DATASET ENTRIES:
* * *
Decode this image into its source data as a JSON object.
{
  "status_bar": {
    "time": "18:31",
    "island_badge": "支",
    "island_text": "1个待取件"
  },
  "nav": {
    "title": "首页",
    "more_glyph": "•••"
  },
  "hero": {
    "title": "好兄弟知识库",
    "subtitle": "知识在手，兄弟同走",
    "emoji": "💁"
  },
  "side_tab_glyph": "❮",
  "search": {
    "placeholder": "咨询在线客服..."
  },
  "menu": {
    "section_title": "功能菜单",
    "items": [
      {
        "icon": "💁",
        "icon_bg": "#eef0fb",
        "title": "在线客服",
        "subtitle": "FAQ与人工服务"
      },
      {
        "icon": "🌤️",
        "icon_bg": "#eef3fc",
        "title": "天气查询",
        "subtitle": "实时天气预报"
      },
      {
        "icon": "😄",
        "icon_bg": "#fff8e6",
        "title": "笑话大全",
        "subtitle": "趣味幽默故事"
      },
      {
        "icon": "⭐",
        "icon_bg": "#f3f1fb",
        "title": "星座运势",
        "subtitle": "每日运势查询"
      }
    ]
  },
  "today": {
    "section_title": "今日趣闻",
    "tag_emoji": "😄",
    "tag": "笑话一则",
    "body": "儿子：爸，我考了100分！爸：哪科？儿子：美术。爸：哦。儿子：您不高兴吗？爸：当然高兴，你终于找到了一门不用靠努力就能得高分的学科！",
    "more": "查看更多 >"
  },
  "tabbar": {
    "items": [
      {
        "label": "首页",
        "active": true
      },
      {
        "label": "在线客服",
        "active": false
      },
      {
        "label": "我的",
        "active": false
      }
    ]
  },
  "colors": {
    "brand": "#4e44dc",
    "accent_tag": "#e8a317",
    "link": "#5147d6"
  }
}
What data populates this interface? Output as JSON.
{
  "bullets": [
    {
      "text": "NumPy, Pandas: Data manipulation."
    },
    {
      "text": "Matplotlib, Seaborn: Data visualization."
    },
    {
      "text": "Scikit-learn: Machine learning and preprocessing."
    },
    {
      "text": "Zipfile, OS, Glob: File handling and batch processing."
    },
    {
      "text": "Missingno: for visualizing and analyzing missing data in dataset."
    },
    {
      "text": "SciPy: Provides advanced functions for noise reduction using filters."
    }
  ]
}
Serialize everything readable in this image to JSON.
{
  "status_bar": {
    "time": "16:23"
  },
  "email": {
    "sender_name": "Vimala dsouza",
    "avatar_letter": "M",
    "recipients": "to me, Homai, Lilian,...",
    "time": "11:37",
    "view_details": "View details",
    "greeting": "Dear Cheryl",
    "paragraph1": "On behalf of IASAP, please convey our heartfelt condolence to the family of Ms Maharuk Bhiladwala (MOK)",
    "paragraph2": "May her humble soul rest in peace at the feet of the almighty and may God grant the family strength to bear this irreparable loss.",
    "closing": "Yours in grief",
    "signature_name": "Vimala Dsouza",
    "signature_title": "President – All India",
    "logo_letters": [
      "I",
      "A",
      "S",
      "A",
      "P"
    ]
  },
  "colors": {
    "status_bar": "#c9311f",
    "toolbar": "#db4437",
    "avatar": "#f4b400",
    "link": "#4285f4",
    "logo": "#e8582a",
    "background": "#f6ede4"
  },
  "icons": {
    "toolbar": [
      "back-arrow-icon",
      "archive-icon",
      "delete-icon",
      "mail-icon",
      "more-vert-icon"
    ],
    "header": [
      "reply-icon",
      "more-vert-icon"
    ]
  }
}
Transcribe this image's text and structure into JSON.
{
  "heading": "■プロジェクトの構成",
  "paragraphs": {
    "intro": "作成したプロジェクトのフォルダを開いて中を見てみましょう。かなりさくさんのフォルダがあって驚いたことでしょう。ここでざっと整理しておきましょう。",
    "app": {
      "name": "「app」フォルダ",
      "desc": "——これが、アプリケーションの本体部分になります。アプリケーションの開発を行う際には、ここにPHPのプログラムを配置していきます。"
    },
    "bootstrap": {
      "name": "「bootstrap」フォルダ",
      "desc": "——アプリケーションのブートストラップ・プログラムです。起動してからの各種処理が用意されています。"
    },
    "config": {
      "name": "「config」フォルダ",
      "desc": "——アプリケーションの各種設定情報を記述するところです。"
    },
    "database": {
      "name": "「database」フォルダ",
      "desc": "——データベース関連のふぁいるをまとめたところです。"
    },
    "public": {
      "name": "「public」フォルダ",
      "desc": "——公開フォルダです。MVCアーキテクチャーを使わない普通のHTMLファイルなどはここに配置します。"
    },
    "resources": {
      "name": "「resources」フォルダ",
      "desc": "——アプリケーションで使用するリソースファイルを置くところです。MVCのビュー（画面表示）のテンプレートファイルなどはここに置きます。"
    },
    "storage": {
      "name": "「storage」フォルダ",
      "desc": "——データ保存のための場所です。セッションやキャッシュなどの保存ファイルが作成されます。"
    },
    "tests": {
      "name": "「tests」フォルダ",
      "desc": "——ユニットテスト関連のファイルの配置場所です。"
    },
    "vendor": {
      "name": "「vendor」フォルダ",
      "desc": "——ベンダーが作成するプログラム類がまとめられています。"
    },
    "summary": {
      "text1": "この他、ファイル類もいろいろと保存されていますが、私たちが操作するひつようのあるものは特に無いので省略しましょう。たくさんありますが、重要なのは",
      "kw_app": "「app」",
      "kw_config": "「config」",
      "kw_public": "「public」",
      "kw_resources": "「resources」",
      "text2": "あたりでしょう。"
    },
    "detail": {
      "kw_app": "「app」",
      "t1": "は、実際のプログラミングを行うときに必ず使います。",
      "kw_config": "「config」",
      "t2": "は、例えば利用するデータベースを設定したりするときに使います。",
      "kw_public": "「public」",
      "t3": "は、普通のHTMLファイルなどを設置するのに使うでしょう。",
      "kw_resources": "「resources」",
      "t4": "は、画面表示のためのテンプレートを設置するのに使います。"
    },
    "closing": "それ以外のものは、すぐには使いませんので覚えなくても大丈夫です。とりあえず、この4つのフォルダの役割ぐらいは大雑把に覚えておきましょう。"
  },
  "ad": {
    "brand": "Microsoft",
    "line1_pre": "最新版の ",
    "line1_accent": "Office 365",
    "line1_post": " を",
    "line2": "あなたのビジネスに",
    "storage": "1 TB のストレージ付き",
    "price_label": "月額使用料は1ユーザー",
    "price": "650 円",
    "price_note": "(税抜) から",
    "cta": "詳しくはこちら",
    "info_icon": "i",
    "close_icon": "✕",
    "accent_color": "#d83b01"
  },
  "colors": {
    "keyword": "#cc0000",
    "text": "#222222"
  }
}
* * *
AIM: Each line of the material above must be retyped precisely.

ANSWER IN FULL:
Decode this image into its source data as a JSON object.
{
  "status_bar": {
    "time": "18:31",
    "island_badge": "支",
    "island_text": "1个待取件"
  },
  "nav": {
    "title": "首页",
    "more_glyph": "•••"
  },
  "hero": {
    "title": "好兄弟知识库",
    "subtitle": "知识在手，兄弟同走",
    "emoji": "💁"
  },
  "side_tab_glyph": "❮",
  "search": {
    "placeholder": "咨询在线客服..."
  },
  "menu": {
    "section_title": "功能菜单",
    "items": [
      {
        "icon": "💁",
        "icon_bg": "#eef0fb",
        "title": "在线客服",
        "subtitle": "FAQ与人工服务"
      },
      {
        "icon": "🌤️",
        "icon_bg": "#eef3fc",
        "title": "天气查询",
        "subtitle": "实时天气预报"
      },
      {
        "icon": "😄",
        "icon_bg": "#fff8e6",
        "title": "笑话大全",
        "subtitle": "趣味幽默故事"
      },
      {
        "icon": "⭐",
        "icon_bg": "#f3f1fb",
        "title": "星座运势",
        "subtitle": "每日运势查询"
      }
    ]
  },
  "today": {
    "section_title": "今日趣闻",
    "tag_emoji": "😄",
    "tag": "笑话一则",
    "body": "儿子：爸，我考了100分！爸：哪科？儿子：美术。爸：哦。儿子：您不高兴吗？爸：当然高兴，你终于找到了一门不用靠努力就能得高分的学科！",
    "more": "查看更多 >"
  },
  "tabbar": {
    "items": [
      {
        "label": "首页",
        "active": true
      },
      {
        "label": "在线客服",
        "active": false
      },
      {
        "label": "我的",
        "active": false
      }
    ]
  },
  "colors": {
    "brand": "#4e44dc",
    "accent_tag": "#e8a317",
    "link": "#5147d6"
  }
}
What data populates this interface? Output as JSON.
{
  "bullets": [
    {
      "text": "NumPy, Pandas: Data manipulation."
    },
    {
      "text": "Matplotlib, Seaborn: Data visualization."
    },
    {
      "text": "Scikit-learn: Machine learning and preprocessing."
    },
    {
      "text": "Zipfile, OS, Glob: File handling and batch processing."
    },
    {
      "text": "Missingno: for visualizing and analyzing missing data in dataset."
    },
    {
      "text": "SciPy: Provides advanced functions for noise reduction using filters."
    }
  ]
}
Serialize everything readable in this image to JSON.
{
  "status_bar": {
    "time": "16:23"
  },
  "email": {
    "sender_name": "Vimala dsouza",
    "avatar_letter": "M",
    "recipients": "to me, Homai, Lilian,...",
    "time": "11:37",
    "view_details": "View details",
    "greeting": "Dear Cheryl",
    "paragraph1": "On behalf of IASAP, please convey our heartfelt condolence to the family of Ms Maharuk Bhiladwala (MOK)",
    "paragraph2": "May her humble soul rest in peace at the feet of the almighty and may God grant the family strength to bear this irreparable loss.",
    "closing": "Yours in grief",
    "signature_name": "Vimala Dsouza",
    "signature_title": "President – All India",
    "logo_letters": [
      "I",
      "A",
      "S",
      "A",
      "P"
    ]
  },
  "colors": {
    "status_bar": "#c9311f",
    "toolbar": "#db4437",
    "avatar": "#f4b400",
    "link": "#4285f4",
    "logo": "#e8582a",
    "background": "#f6ede4"
  },
  "icons": {
    "toolbar": [
      "back-arrow-icon",
      "archive-icon",
      "delete-icon",
      "mail-icon",
      "more-vert-icon"
    ],
    "header": [
      "reply-icon",
      "more-vert-icon"
    ]
  }
}
Transcribe this image's text and structure into JSON.
{
  "heading": "■プロジェクトの構成",
  "paragraphs": {
    "intro": "作成したプロジェクトのフォルダを開いて中を見てみましょう。かなりさくさんのフォルダがあって驚いたことでしょう。ここでざっと整理しておきましょう。",
    "app": {
      "name": "「app」フォルダ",
      "desc": "——これが、アプリケーションの本体部分になります。アプリケーションの開発を行う際には、ここにPHPのプログラムを配置していきます。"
    },
    "bootstrap": {
      "name": "「bootstrap」フォルダ",
      "desc": "——アプリケーションのブートストラップ・プログラムです。起動してからの各種処理が用意されています。"
    },
    "config": {
      "name": "「config」フォルダ",
      "desc": "——アプリケーションの各種設定情報を記述するところです。"
    },
    "database": {
      "name": "「database」フォルダ",
      "desc": "——データベース関連のふぁいるをまとめたところです。"
    },
    "public": {
      "name": "「public」フォルダ",
      "desc": "——公開フォルダです。MVCアーキテクチャーを使わない普通のHTMLファイルなどはここに配置します。"
    },
    "resources": {
      "name": "「resources」フォルダ",
      "desc": "——アプリケーションで使用するリソースファイルを置くところです。MVCのビュー（画面表示）のテンプレートファイルなどはここに置きます。"
    },
    "storage": {
      "name": "「storage」フォルダ",
      "desc": "——データ保存のための場所です。セッションやキャッシュなどの保存ファイルが作成されます。"
    },
    "tests": {
      "name": "「tests」フォルダ",
      "desc": "——ユニットテスト関連のファイルの配置場所です。"
    },
    "vendor": {
      "name": "「vendor」フォルダ",
      "desc": "——ベンダーが作成するプログラム類がまとめられています。"
    },
    "summary": {
      "text1": "この他、ファイル類もいろいろと保存されていますが、私たちが操作するひつようのあるものは特に無いので省略しましょう。たくさんありますが、重要なのは",
      "kw_app": "「app」",
      "kw_config": "「config」",
      "kw_public": "「public」",
      "kw_resources": "「resources」",
      "text2": "あたりでしょう。"
    },
    "detail": {
      "kw_app": "「app」",
      "t1": "は、実際のプログラミングを行うときに必ず使います。",
      "kw_config": "「config」",
      "t2": "は、例えば利用するデータベースを設定したりするときに使います。",
      "kw_public": "「public」",
      "t3": "は、普通のHTMLファイルなどを設置するのに使うでしょう。",
      "kw_resources": "「resources」",
      "t4": "は、画面表示のためのテンプレートを設置するのに使います。"
    },
    "closing": "それ以外のものは、すぐには使いませんので覚えなくても大丈夫です。とりあえず、この4つのフォルダの役割ぐらいは大雑把に覚えておきましょう。"
  },
  "ad": {
    "brand": "Microsoft",
    "line1_pre": "最新版の ",
    "line1_accent": "Office 365",
    "line1_post": " を",
    "line2": "あなたのビジネスに",
    "storage": "1 TB のストレージ付き",
    "price_label": "月額使用料は1ユーザー",
    "price": "650 円",
    "price_note": "(税抜) から",
    "cta": "詳しくはこちら",
    "info_icon": "i",
    "close_icon": "✕",
    "accent_color": "#d83b01"
  },
  "colors": {
    "keyword": "#cc0000",
    "text": "#222222"
  }
}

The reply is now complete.